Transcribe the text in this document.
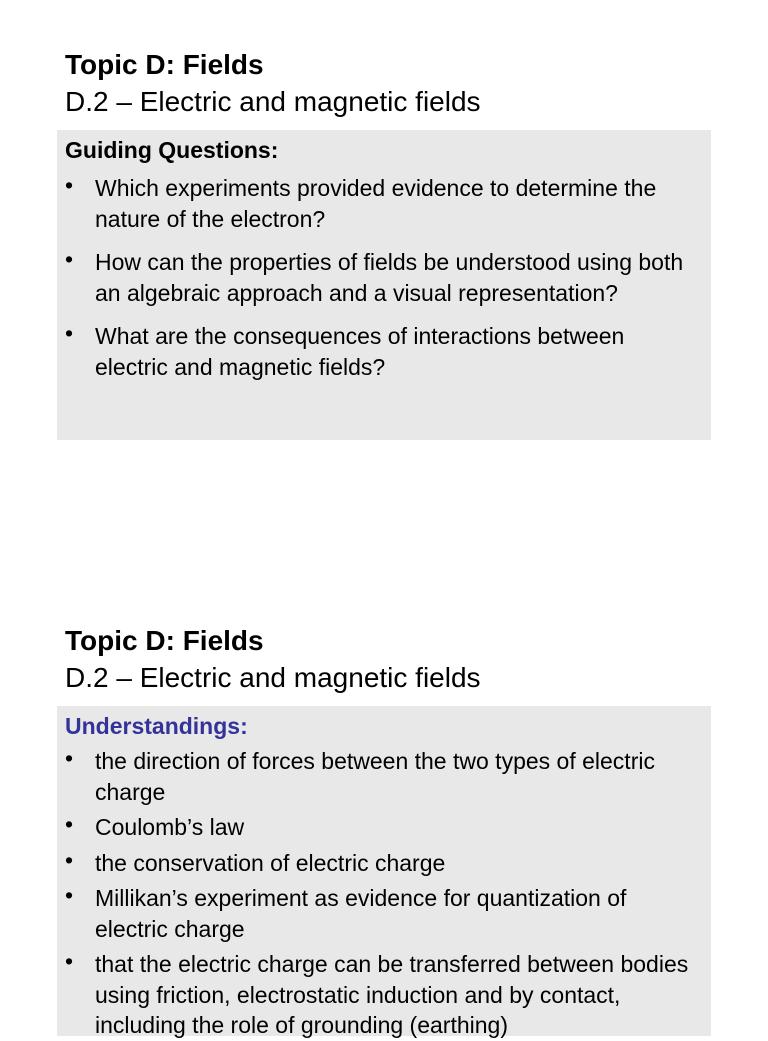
Topic D: Fields
D.2 – Electric and magnetic fields

Guiding Questions:

• Which experiments provided evidence to determine the nature of the electron?
• How can the properties of fields be understood using both an algebraic approach and a visual representation?
• What are the consequences of interactions between electric and magnetic fields?
Topic D: Fields
D.2 – Electric and magnetic fields

Understandings:

• the direction of forces between the two types of electric charge
• Coulomb’s law
• the conservation of electric charge
• Millikan’s experiment as evidence for quantization of electric charge
• that the electric charge can be transferred between bodies using friction, electrostatic induction and by contact, including the role of grounding (earthing)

=-=-=

**Stated task**
Every entry must be transcribed exactly. Pictures do not belong in the copy.

**In response**
Transcribe the text in this document.
Topic D: Fields
D.2 – Electric and magnetic fields

Guiding Questions:

• Which experiments provided evidence to determine the nature of the electron?
• How can the properties of fields be understood using both an algebraic approach and a visual representation?
• What are the consequences of interactions between electric and magnetic fields?
Topic D: Fields
D.2 – Electric and magnetic fields

Understandings:

• the direction of forces between the two types of electric charge
• Coulomb’s law
• the conservation of electric charge
• Millikan’s experiment as evidence for quantization of electric charge
• that the electric charge can be transferred between bodies using friction, electrostatic induction and by contact, including the role of grounding (earthing)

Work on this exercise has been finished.